- [Consignes]:
1 - D'après le récit de voyage en famille, pour quelle raison a eu lieu le retour inopiné à Paris ?
2 - Poursuivez le récit de voyage en famille après sa dernière phrase.

- [Document]:
((
Nos amis Français qui nous accompagnent depuis près de 3 mois repartent de Puerto Varas et c’est le cœur gros que nous leur disons au revoir.
C’est toujours un drôle de sentiment de rester les derniers dans un endroit vidé de son ambiance de fête.
Et, le soufflet retombant, certaines questions surgissent. Cela fait plus de deux ans et demi que nous parcourons le monde en famille et depuis notre bref retour en France en septembre dernier, nous n’avons jamais réussi à reprendre notre rythme. Il y eut la cassure du retour inopiné à Paris pour les funérailles de ma tante et de ma belle mère, puis la pause obligée pour l’accouchement.
Les distances faramineuses de ce bout du monde, la monotonie de certaines étapes, les conditions climatiques et le manque d’exotisme ont également pesé sur la perception que nous avons de notre voyage en Amérique du sud.
))
- [Données brutes]:
((
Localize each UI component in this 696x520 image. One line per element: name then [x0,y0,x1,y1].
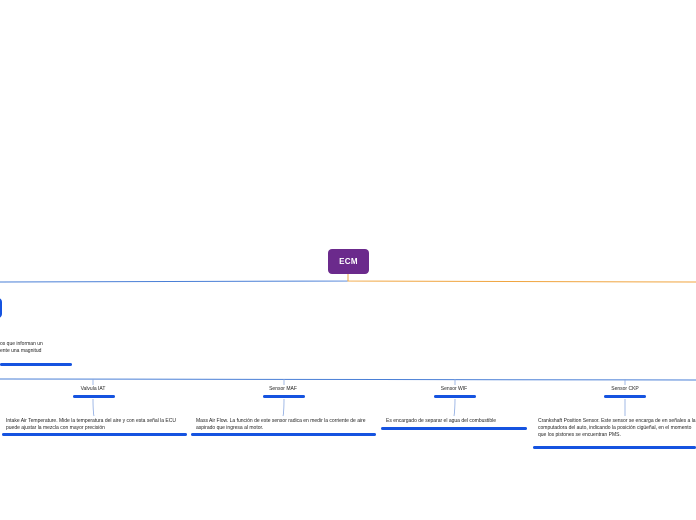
root-node-ecm[interactable]: ECM [328,249,369,274]
right-branch-line [347,274,696,283]
description-bar-wif [381,427,527,430]
mind-map-canvas: ECM os que informan un ente una magnitud… [0,0,696,520]
description-bar-iat [2,433,187,436]
topic-bar-maf [263,395,305,398]
left-description-bar [0,363,72,366]
desc-connector-maf [282,398,285,417]
left-description-line2: ente una magnitud [0,348,42,354]
desc-connector-wif [453,398,456,417]
topic-bar-iat [73,395,115,398]
desc-connector-iat [92,398,95,417]
left-description-line1: os que informan un [0,341,43,347]
description-wif: Es encargado de separar el agua del comb… [386,418,497,424]
description-iat: Intake Air Temperature. Mide la temperat… [6,418,176,431]
description-bar-maf [191,433,376,436]
topic-sensor-ckp[interactable]: Sensor CKP [595,386,655,392]
left-branch-line [0,274,349,283]
topic-bar-ckp [604,395,646,398]
left-child-node[interactable] [0,298,2,318]
topic-sensor-maf[interactable]: Sensor MAF [253,386,313,392]
topic-valvula-iat[interactable]: Valvula IAT [63,386,123,392]
description-ckp: Crankshaft Position Sensor. Este sensor … [538,418,696,438]
left-description: os que informan un ente una magnitud [0,341,70,355]
root-label: ECM [339,257,358,266]
sensors-horizontal-line [0,378,696,381]
description-bar-ckp [533,446,696,449]
topic-sensor-wif[interactable]: Sensor WIF [424,386,484,392]
description-maf: Mass Air Flow. La función de este sensor… [196,418,366,431]
topic-bar-wif [434,395,476,398]
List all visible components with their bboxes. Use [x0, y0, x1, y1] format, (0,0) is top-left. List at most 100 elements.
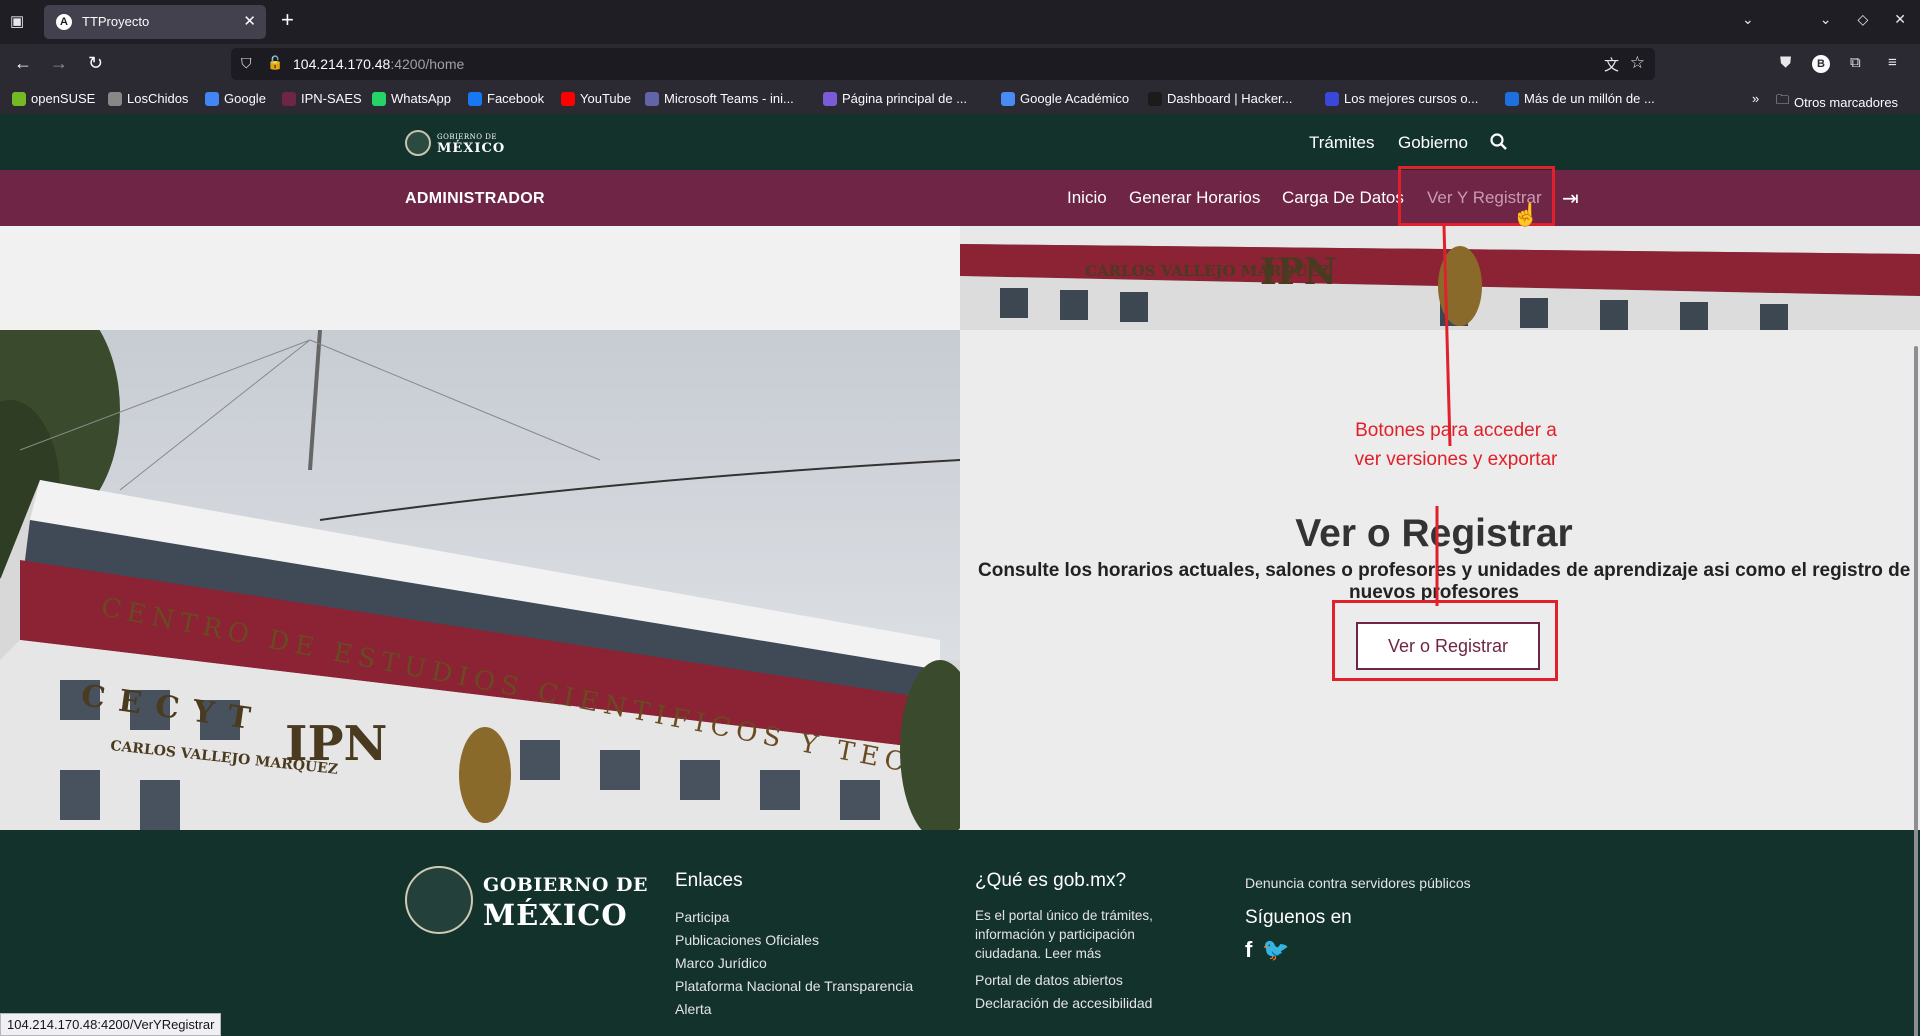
nav-generar-horarios[interactable]: Generar Horarios	[1129, 188, 1260, 208]
bookmark-item[interactable]: IPN-SAES	[282, 91, 362, 106]
pattern-strip	[0, 226, 960, 330]
bookmark-favicon-icon	[823, 91, 837, 106]
profile-avatar[interactable]: B	[1812, 55, 1830, 73]
tab-overflow-icon[interactable]: ⌄	[1742, 11, 1754, 28]
link-publicaciones[interactable]: Publicaciones Oficiales	[675, 929, 913, 952]
facebook-icon[interactable]: f	[1245, 937, 1252, 963]
gob-header: GOBIERNO DE MÉXICO Trámites Gobierno	[0, 114, 1920, 170]
pocket-icon[interactable]: ⛊	[1780, 54, 1791, 71]
bookmark-item[interactable]: Dashboard | Hacker...	[1148, 91, 1293, 106]
bookmark-star-icon[interactable]: ☆	[1630, 53, 1645, 73]
mexico-seal-icon	[405, 866, 473, 934]
annotation-line2: ver versiones y exportar	[1354, 449, 1558, 470]
reload-icon[interactable]: ↻	[88, 53, 103, 74]
tab-favicon-icon: A	[56, 14, 72, 30]
link-participa[interactable]: Participa	[675, 906, 913, 929]
nav-gobierno[interactable]: Gobierno	[1398, 133, 1468, 153]
bookmark-favicon-icon	[561, 91, 575, 106]
bookmark-favicon-icon	[108, 91, 122, 106]
highlight-button-box	[1332, 600, 1558, 681]
link-accesibilidad[interactable]: Declaración de accesibilidad	[975, 992, 1153, 1015]
mouse-cursor-icon: ☝	[1512, 202, 1540, 227]
link-transparencia[interactable]: Plataforma Nacional de Transparencia	[675, 975, 913, 998]
bookmark-item[interactable]: Más de un millón de ...	[1505, 91, 1655, 106]
svg-text:IPN: IPN	[285, 716, 387, 772]
new-tab-button[interactable]: +	[281, 8, 294, 32]
admin-nav-bar: ADMINISTRADOR Inicio Generar Horarios Ca…	[0, 170, 1920, 226]
bookmark-label: Google Académico	[1020, 91, 1130, 106]
translate-icon[interactable]: 文	[1604, 54, 1619, 75]
link-denuncia[interactable]: Denuncia contra servidores públicos	[1245, 872, 1471, 895]
bookmark-item[interactable]: Microsoft Teams - ini...	[645, 91, 794, 106]
footer-que-es: ¿Qué es gob.mx? Es el portal único de tr…	[975, 870, 1153, 1015]
bookmark-item[interactable]: YouTube	[561, 91, 631, 106]
logout-icon[interactable]: ⇥	[1562, 186, 1579, 211]
bookmark-label: Dashboard | Hacker...	[1167, 91, 1293, 106]
bookmark-item[interactable]: Página principal de ...	[823, 91, 967, 106]
admin-brand[interactable]: ADMINISTRADOR	[405, 190, 545, 208]
folder-icon: 🗀	[1776, 92, 1790, 107]
nav-inicio[interactable]: Inicio	[1067, 188, 1107, 208]
link-datos-abiertos[interactable]: Portal de datos abiertos	[975, 969, 1153, 992]
footer-logo[interactable]: GOBIERNO DE MÉXICO	[405, 866, 648, 934]
bookmark-label: Página principal de ...	[842, 91, 968, 106]
que-es-text-2: información y participación	[975, 927, 1135, 942]
que-es-text-1: Es el portal único de trámites,	[975, 908, 1153, 923]
other-bookmarks[interactable]: 🗀 Otros marcadores	[1776, 91, 1898, 113]
status-bar-url: 104.214.170.48:4200/VerYRegistrar	[0, 1013, 222, 1036]
bookmark-item[interactable]: Los mejores cursos o...	[1325, 91, 1478, 106]
footer-logo-line1: GOBIERNO DE	[483, 874, 648, 896]
link-alerta[interactable]: Alerta	[675, 998, 913, 1021]
address-bar[interactable]: ⛉ 🔓 104.214.170.48:4200/home 文 ☆	[231, 48, 1655, 80]
bookmarks-overflow-icon[interactable]: »	[1752, 91, 1759, 106]
tab-list-icon[interactable]: ▣	[10, 12, 30, 32]
close-window-icon[interactable]: ✕	[1894, 11, 1906, 28]
bookmark-favicon-icon	[12, 91, 26, 106]
bookmark-item[interactable]: Google Académico	[1001, 91, 1129, 106]
bookmark-favicon-icon	[1325, 91, 1339, 106]
bookmark-favicon-icon	[372, 91, 386, 106]
bookmark-item[interactable]: openSUSE	[12, 91, 95, 106]
footer-social: Denuncia contra servidores públicos Sígu…	[1245, 872, 1471, 963]
browser-tab[interactable]: A TTProyecto ✕	[44, 5, 266, 39]
bookmark-label: Los mejores cursos o...	[1344, 91, 1479, 106]
back-icon[interactable]: ←	[14, 53, 32, 74]
bookmark-label: IPN-SAES	[301, 91, 362, 106]
bookmark-item[interactable]: WhatsApp	[372, 91, 451, 106]
insecure-lock-icon[interactable]: 🔓	[267, 55, 283, 71]
bookmark-item[interactable]: Google	[205, 91, 266, 106]
page-scrollbar[interactable]	[1914, 346, 1918, 1036]
search-icon[interactable]	[1489, 132, 1509, 152]
browser-nav-bar: ← → ↻ ⛉ 🔓 104.214.170.48:4200/home 文 ☆ ⛊…	[0, 44, 1920, 84]
bookmark-label: openSUSE	[31, 91, 96, 106]
tab-close-icon[interactable]: ✕	[243, 12, 256, 30]
building-photo: CENTRO DE ESTUDIOS CIENTIFICOS Y TECNOLO…	[0, 330, 960, 830]
window-controls: ⌄ ⌄ ◇ ✕	[1742, 11, 1906, 28]
tracking-shield-icon[interactable]: ⛉	[241, 55, 252, 72]
bookmark-label: WhatsApp	[391, 91, 451, 106]
bookmark-item[interactable]: LosChidos	[108, 91, 188, 106]
footer-logo-line2: MÉXICO	[483, 898, 628, 932]
restore-icon[interactable]: ◇	[1857, 11, 1868, 28]
link-marco-juridico[interactable]: Marco Jurídico	[675, 952, 913, 975]
bookmark-label: Más de un millón de ...	[1524, 91, 1655, 106]
que-es-text-3[interactable]: ciudadana. Leer más	[975, 944, 1153, 963]
extensions-icon[interactable]: ⧉	[1850, 54, 1861, 71]
minimize-icon[interactable]: ⌄	[1820, 11, 1832, 28]
bookmark-favicon-icon	[468, 91, 482, 106]
gob-logo[interactable]: GOBIERNO DE MÉXICO	[405, 130, 505, 156]
bookmark-label: Google	[224, 91, 266, 106]
svg-text:IPN: IPN	[1260, 251, 1337, 293]
bookmark-label: YouTube	[580, 91, 632, 106]
web-page: GOBIERNO DE MÉXICO Trámites Gobierno ADM…	[0, 114, 1920, 1036]
footer: GOBIERNO DE MÉXICO Enlaces Participa Pub…	[0, 830, 1920, 1036]
gob-logo-line2: MÉXICO	[437, 141, 506, 156]
nav-tramites[interactable]: Trámites	[1309, 133, 1375, 153]
forward-icon[interactable]: →	[50, 53, 68, 74]
nav-carga-de-datos[interactable]: Carga De Datos	[1282, 188, 1404, 208]
menu-icon[interactable]: ≡	[1888, 54, 1897, 71]
url-text[interactable]: 104.214.170.48:4200/home	[293, 56, 464, 72]
twitter-icon[interactable]: 🐦	[1262, 937, 1289, 963]
bookmark-item[interactable]: Facebook	[468, 91, 544, 106]
bookmark-favicon-icon	[1148, 91, 1162, 106]
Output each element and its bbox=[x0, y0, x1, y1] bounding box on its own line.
))
- [Corrigé]:
1 - Pour les funérailles de la tante et de la belle-mère de l'auteur du récit.

2 -
Aussi les interrogations vont bon train. Que va devenir notre périple avec ce petit bout qui vient de naître et qui va pomper toute l’énergie d’Isa ? Comment gérer les tentions palpables entre les filles aînées qui n’étaient pas coutumières du fait il y a peu ? Devons-nous vraiment partir à l’assaut de pays difficiles comme la Bolivie à ce stade de notre voyage ?
Bref les brainstormings sont quotidiens mais ne produisent rien de vraiment tangible…
Nous décidons donc de garder le cap et de poursuivre la route initialement tracée pour les Amériques.
La première étape en remontant vers Santiago est côtière. Nous nous posons dans la jolie ville de Valdivia et plus précisément nous bivouaquons non loin de là, au pied du fort de Niebla, bastion espagnol pendant la lutte d’indépendance du Chili. La côte est superbe avec ses forêts de pins qui plongent dans les lagunes du Pacifique. Ce qui reste du fort n’a pas beaucoup d’intérêt en soi mais nous nous amusons tout de même à nous vêtir comme au XIXe siècle le temps d’une pause photo. Le décor est planté et le scénario bien ficelé. Je serai un officier chilien offrant en cadeau à sa famille une jeune indienne Mapuche (Margot). Le photographe qui loue ses services est nullissime, les photos à contre-jour, le résultat kitsch au possible mais l’instant amusant.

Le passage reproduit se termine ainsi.